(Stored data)
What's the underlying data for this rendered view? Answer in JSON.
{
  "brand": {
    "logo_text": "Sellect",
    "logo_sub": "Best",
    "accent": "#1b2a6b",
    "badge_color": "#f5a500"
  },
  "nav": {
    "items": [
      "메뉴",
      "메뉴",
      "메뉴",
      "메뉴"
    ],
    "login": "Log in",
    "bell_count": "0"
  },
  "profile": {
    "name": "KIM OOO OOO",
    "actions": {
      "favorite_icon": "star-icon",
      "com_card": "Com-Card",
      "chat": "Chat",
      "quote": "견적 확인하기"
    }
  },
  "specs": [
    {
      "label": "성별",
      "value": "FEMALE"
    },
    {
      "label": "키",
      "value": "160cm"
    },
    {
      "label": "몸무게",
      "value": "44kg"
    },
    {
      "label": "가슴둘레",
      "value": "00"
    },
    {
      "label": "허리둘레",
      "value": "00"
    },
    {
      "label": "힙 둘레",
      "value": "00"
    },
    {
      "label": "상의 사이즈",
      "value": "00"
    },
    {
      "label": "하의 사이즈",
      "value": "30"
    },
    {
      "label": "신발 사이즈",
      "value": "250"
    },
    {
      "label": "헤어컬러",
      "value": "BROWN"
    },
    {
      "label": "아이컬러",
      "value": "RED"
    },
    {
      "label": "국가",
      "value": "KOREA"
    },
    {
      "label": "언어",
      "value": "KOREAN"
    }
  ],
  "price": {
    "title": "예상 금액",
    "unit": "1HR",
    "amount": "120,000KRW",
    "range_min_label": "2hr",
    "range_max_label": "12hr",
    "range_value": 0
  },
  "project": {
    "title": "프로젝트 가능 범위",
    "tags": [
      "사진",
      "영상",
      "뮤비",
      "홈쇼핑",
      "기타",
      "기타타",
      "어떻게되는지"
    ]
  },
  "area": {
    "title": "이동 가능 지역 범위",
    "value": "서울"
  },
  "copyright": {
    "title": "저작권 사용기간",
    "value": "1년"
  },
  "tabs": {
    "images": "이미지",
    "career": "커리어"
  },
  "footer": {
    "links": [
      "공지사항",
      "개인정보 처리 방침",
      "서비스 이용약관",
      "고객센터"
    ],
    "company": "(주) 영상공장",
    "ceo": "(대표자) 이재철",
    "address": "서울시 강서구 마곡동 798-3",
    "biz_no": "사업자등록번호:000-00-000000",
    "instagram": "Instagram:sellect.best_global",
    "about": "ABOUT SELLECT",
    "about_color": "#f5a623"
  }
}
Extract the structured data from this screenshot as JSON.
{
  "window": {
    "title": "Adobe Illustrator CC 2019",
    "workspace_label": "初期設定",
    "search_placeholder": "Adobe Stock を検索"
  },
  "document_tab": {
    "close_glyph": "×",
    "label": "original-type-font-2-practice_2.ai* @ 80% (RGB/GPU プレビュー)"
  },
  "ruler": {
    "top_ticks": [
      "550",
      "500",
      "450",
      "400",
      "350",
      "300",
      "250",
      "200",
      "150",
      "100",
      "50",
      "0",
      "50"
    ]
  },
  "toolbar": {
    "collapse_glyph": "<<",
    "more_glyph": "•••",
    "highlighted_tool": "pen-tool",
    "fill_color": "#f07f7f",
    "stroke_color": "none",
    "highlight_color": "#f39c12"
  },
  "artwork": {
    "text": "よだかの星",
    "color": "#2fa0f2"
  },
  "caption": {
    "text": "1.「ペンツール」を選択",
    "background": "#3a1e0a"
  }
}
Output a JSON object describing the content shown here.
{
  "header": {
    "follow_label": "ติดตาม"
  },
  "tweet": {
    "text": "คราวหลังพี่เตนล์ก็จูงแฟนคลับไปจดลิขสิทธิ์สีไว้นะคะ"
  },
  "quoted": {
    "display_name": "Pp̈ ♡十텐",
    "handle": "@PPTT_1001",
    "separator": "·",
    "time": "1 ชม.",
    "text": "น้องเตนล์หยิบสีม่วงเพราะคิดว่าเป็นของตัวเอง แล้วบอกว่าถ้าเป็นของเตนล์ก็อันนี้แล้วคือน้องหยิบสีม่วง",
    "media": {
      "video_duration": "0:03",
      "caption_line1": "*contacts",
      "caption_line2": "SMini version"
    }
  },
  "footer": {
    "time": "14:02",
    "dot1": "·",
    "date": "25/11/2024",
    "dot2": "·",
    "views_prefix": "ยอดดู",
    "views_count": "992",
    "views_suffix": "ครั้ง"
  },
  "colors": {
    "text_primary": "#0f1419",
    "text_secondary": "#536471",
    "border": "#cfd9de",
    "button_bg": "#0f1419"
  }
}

- **Instructions for the task**: In the records above, locate the line that contains "Output a JSON". Repeat it and every line after it, exactly, and nothing else.

- **Final result**:
Output a JSON object describing the content shown here.
{
  "header": {
    "follow_label": "ติดตาม"
  },
  "tweet": {
    "text": "คราวหลังพี่เตนล์ก็จูงแฟนคลับไปจดลิขสิทธิ์สีไว้นะคะ"
  },
  "quoted": {
    "display_name": "Pp̈ ♡十텐",
    "handle": "@PPTT_1001",
    "separator": "·",
    "time": "1 ชม.",
    "text": "น้องเตนล์หยิบสีม่วงเพราะคิดว่าเป็นของตัวเอง แล้วบอกว่าถ้าเป็นของเตนล์ก็อันนี้แล้วคือน้องหยิบสีม่วง",
    "media": {
      "video_duration": "0:03",
      "caption_line1": "*contacts",
      "caption_line2": "SMini version"
    }
  },
  "footer": {
    "time": "14:02",
    "dot1": "·",
    "date": "25/11/2024",
    "dot2": "·",
    "views_prefix": "ยอดดู",
    "views_count": "992",
    "views_suffix": "ครั้ง"
  },
  "colors": {
    "text_primary": "#0f1419",
    "text_secondary": "#536471",
    "border": "#cfd9de",
    "button_bg": "#0f1419"
  }
}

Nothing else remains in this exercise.